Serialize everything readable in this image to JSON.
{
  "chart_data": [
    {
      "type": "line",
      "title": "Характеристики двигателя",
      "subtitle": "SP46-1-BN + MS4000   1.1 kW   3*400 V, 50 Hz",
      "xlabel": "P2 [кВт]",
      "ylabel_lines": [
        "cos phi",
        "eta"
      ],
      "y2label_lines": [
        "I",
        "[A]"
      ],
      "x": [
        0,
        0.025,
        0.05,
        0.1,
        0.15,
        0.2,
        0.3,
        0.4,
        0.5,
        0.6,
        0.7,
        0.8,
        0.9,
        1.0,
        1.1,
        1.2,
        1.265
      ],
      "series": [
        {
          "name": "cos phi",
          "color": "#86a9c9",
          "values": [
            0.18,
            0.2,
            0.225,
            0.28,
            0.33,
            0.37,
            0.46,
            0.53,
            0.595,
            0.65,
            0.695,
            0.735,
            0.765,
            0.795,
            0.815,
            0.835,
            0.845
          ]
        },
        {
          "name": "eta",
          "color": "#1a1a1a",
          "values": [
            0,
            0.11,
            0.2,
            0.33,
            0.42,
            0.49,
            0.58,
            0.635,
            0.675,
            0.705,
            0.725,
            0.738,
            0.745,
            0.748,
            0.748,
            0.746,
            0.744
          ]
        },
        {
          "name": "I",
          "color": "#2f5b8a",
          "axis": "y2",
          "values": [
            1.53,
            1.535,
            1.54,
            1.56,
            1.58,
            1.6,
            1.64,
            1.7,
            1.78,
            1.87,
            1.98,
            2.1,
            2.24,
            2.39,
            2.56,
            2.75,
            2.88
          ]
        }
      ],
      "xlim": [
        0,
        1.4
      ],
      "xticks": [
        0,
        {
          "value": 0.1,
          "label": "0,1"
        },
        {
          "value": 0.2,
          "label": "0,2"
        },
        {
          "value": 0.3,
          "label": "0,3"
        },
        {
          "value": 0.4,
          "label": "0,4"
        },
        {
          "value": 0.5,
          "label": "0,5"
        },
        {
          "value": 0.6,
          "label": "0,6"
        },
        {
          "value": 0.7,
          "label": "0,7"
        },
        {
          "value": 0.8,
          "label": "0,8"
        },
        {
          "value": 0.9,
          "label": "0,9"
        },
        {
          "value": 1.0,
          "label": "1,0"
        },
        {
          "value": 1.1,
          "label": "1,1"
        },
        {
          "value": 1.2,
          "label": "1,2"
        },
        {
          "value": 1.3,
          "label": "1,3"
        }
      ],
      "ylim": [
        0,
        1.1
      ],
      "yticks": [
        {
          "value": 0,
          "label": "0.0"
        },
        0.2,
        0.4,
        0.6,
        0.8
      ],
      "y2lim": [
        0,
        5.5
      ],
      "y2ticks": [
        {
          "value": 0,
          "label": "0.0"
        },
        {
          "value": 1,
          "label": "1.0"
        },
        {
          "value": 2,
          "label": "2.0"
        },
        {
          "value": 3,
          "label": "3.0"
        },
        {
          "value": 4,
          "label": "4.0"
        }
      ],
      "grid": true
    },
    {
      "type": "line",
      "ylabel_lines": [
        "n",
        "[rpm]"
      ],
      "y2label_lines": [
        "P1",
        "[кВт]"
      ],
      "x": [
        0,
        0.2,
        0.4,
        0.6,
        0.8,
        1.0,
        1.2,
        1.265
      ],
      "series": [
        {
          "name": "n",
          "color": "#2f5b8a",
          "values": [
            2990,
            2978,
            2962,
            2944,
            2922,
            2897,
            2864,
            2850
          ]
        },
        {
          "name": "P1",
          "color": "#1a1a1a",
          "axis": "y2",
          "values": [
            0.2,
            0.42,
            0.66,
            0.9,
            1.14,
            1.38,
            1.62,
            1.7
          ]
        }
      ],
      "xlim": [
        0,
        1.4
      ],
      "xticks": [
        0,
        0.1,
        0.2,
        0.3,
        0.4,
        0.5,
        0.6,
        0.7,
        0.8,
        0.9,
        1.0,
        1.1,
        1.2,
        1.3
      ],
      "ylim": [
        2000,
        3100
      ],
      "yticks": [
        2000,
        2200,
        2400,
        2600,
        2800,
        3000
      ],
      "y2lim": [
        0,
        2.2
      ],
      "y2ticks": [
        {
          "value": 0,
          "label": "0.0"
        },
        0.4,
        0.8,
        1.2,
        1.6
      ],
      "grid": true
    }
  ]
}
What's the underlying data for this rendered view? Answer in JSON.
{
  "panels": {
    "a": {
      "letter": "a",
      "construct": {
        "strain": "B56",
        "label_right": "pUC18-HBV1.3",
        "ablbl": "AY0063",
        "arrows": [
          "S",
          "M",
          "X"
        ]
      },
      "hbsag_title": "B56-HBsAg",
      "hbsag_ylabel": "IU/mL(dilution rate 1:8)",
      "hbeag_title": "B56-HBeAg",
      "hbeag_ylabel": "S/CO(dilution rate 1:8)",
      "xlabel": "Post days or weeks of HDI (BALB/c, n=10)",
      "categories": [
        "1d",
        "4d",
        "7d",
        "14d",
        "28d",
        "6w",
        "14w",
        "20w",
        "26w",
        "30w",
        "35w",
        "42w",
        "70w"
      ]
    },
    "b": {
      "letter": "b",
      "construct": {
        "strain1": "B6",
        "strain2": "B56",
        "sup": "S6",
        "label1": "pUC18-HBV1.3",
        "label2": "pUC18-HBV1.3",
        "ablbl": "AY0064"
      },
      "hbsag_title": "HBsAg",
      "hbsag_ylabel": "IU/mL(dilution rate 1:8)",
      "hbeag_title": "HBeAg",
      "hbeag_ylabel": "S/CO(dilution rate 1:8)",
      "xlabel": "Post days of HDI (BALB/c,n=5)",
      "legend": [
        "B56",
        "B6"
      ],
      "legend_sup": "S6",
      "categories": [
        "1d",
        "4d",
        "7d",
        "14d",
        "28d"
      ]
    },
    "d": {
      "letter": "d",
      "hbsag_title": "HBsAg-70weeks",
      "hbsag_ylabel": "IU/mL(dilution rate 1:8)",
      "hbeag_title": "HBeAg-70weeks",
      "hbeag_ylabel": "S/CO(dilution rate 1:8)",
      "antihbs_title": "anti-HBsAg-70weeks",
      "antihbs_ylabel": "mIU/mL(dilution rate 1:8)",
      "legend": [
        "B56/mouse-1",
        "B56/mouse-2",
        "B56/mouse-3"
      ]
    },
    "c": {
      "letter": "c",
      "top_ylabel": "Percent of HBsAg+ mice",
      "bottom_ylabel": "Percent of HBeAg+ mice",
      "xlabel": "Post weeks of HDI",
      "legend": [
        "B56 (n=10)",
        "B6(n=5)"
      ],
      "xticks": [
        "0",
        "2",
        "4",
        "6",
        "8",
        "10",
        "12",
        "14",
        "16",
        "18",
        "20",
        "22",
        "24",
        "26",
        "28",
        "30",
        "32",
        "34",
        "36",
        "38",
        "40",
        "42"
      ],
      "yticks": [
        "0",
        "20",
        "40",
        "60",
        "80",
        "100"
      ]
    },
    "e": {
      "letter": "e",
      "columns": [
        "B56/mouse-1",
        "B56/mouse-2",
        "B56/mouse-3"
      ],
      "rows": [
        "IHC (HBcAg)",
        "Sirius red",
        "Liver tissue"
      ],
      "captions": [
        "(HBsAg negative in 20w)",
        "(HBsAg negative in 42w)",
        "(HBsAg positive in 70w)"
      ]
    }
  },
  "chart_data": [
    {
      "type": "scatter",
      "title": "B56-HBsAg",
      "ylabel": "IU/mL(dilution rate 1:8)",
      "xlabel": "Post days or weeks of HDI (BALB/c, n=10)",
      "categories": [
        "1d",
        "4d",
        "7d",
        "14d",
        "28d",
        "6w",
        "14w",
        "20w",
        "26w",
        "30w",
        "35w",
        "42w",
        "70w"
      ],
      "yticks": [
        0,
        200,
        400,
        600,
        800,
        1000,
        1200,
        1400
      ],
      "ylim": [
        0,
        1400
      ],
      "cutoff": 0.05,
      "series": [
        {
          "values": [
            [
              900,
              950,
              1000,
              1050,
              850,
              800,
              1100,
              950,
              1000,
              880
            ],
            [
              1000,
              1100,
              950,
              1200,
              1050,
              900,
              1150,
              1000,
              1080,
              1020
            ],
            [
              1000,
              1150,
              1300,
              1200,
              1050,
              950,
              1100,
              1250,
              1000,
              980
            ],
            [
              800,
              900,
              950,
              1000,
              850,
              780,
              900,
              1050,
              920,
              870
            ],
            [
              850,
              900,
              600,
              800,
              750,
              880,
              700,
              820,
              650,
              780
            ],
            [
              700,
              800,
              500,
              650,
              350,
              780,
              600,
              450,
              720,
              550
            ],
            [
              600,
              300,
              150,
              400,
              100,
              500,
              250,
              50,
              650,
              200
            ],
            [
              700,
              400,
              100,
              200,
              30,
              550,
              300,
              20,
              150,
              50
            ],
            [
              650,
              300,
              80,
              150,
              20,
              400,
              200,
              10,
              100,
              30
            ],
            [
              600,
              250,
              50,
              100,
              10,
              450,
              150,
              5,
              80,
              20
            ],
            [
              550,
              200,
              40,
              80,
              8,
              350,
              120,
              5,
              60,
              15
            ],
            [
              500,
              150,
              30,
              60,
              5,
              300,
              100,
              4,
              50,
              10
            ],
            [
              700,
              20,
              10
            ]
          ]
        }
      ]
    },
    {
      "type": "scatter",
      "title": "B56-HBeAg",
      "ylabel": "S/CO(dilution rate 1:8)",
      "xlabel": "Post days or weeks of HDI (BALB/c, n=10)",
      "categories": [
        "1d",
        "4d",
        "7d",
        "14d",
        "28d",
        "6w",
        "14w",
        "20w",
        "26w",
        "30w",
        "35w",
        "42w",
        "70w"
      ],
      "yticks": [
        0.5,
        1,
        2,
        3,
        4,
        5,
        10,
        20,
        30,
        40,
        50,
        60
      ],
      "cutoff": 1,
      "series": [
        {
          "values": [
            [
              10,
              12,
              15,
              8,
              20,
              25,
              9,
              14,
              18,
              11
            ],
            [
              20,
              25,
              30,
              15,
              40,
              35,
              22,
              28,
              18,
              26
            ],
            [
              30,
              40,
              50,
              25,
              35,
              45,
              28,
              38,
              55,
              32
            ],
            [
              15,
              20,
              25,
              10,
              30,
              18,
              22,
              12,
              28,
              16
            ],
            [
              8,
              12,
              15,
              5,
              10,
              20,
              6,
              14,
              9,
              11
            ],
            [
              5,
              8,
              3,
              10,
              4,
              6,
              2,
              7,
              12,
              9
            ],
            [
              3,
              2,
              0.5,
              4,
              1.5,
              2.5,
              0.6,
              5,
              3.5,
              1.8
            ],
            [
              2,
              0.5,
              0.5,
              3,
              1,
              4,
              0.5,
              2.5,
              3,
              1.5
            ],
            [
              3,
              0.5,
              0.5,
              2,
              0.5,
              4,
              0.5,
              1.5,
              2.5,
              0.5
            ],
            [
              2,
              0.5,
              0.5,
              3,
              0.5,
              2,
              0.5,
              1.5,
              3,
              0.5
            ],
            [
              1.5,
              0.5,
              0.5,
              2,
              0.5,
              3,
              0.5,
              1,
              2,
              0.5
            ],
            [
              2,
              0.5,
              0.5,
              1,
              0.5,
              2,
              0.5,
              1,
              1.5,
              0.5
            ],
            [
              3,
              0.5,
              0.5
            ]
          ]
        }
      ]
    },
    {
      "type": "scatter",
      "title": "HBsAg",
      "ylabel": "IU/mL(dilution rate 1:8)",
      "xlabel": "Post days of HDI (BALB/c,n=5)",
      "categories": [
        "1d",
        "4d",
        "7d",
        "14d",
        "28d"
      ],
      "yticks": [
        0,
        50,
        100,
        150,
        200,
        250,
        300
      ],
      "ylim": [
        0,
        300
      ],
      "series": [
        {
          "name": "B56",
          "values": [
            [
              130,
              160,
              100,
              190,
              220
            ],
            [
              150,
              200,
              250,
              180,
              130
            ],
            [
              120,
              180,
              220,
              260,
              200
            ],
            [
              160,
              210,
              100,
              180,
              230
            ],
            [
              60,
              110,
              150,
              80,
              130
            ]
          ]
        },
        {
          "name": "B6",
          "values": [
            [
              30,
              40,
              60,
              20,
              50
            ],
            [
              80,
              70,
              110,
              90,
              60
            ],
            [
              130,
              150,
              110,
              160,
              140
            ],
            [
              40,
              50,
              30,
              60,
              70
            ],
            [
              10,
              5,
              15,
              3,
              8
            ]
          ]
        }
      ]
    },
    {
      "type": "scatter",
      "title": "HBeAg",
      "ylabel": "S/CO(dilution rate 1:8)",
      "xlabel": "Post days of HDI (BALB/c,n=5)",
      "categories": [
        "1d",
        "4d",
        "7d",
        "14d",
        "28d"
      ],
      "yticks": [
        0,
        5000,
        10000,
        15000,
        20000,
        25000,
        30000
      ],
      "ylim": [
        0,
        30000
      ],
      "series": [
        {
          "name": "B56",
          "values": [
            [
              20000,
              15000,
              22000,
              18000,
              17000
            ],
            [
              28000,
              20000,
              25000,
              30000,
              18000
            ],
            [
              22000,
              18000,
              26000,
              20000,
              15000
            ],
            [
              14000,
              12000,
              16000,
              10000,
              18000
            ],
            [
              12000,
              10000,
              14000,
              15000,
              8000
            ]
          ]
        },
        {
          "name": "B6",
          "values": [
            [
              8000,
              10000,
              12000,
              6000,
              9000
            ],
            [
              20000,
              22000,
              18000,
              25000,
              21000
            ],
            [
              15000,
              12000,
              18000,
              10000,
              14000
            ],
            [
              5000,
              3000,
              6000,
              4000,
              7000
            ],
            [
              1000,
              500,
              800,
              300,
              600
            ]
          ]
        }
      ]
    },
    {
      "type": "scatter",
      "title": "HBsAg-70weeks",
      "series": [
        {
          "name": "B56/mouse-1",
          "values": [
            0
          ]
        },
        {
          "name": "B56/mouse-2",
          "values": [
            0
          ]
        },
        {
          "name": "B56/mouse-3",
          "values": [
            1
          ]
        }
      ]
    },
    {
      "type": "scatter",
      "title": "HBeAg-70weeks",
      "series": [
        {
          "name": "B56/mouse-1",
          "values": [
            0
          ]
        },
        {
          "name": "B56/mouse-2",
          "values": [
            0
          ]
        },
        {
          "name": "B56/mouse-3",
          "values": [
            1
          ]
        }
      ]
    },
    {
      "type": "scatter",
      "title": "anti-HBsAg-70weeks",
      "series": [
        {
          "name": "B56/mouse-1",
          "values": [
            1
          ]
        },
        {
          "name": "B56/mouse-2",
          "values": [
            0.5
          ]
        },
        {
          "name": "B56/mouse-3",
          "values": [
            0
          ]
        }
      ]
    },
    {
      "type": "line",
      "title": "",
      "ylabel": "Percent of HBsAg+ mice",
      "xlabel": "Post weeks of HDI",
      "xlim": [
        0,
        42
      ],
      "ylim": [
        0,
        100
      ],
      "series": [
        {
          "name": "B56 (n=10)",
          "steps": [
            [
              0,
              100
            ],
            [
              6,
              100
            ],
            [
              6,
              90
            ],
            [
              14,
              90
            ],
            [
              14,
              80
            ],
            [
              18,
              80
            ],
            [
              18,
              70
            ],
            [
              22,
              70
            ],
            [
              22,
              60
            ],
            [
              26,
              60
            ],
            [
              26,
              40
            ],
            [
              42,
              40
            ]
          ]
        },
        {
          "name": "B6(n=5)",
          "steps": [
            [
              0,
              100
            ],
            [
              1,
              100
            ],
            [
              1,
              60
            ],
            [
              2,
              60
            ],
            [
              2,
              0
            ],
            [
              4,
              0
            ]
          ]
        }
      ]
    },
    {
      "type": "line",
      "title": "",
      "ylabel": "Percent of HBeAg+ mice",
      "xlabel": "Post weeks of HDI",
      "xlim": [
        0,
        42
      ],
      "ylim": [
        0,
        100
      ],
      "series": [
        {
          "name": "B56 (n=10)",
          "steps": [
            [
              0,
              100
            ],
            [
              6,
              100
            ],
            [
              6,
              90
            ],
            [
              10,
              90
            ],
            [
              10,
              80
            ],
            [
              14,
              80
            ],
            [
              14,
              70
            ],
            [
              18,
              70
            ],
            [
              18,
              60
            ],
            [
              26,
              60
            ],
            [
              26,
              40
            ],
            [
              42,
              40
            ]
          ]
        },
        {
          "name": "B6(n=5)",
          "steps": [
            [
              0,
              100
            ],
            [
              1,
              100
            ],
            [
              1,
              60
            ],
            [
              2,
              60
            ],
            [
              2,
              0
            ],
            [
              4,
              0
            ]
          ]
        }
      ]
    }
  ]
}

» WHAT THE EXERCISE ASKS
Copy in full each line that holds the word "letter".

» THE OUTPUT
      "letter": "a",
      "letter": "b",
      "letter": "d",
      "letter": "c",
      "letter": "e",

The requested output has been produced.